((

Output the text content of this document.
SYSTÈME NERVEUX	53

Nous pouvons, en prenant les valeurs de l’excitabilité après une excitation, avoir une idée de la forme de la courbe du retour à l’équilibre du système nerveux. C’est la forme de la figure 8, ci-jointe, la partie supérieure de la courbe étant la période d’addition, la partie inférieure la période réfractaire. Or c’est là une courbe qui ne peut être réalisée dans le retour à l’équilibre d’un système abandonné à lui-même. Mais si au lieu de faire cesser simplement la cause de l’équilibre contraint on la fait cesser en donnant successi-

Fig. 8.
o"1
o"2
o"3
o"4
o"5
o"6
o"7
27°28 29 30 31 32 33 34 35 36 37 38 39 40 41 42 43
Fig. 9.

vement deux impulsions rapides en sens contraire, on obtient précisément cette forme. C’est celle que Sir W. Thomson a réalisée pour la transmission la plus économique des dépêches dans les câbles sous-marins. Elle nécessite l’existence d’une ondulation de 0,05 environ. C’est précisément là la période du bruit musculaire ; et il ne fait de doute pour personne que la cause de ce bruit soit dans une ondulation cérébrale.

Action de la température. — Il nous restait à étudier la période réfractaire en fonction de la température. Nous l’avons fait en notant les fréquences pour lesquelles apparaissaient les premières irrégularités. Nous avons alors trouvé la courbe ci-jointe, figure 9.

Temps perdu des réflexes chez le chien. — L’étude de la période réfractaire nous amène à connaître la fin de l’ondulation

))
((

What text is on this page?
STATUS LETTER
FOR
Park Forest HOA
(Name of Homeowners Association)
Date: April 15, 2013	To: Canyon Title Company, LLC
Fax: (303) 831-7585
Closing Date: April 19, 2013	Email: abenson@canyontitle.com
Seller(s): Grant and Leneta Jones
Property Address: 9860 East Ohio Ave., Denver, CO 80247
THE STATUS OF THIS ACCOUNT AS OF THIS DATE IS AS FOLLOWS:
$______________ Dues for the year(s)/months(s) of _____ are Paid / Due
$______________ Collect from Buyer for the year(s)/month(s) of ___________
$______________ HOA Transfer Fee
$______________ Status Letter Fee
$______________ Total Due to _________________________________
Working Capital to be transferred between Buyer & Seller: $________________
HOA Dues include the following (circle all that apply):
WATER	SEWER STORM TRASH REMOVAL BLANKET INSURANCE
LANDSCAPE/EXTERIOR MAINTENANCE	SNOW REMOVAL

))
((

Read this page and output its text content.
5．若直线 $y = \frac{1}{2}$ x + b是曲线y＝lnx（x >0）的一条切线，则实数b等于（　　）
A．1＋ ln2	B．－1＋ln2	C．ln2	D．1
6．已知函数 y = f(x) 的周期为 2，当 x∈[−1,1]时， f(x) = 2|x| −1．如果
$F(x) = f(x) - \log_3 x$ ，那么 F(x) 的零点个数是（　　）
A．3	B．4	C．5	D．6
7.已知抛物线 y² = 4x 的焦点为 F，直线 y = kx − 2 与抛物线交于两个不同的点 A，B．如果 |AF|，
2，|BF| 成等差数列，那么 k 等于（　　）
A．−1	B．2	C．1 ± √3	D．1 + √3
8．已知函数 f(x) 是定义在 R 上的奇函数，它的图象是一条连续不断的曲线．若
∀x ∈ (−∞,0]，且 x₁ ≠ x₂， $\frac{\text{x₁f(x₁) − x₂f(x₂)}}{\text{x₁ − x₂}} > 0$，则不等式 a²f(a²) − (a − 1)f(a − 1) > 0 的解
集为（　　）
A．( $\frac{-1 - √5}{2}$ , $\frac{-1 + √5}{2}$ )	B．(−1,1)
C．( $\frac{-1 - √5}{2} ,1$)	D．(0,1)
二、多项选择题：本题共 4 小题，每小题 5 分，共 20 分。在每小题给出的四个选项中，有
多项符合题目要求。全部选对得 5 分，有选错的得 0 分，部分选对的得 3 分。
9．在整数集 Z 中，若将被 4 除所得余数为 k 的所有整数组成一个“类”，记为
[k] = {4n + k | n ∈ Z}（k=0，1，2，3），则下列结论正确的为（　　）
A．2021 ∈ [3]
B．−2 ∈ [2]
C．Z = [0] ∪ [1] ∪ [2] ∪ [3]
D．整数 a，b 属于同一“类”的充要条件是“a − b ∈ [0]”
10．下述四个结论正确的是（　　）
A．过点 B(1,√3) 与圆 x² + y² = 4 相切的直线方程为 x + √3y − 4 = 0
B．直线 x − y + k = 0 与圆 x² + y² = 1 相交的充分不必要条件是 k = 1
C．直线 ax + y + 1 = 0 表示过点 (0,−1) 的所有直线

))

**DO THIS:**
Select and copy every line of the listing with the word "Seller".

**TASK ANSWER:**
Seller(s): Grant and Leneta Jones
Working Capital to be transferred between Buyer & Seller: $________________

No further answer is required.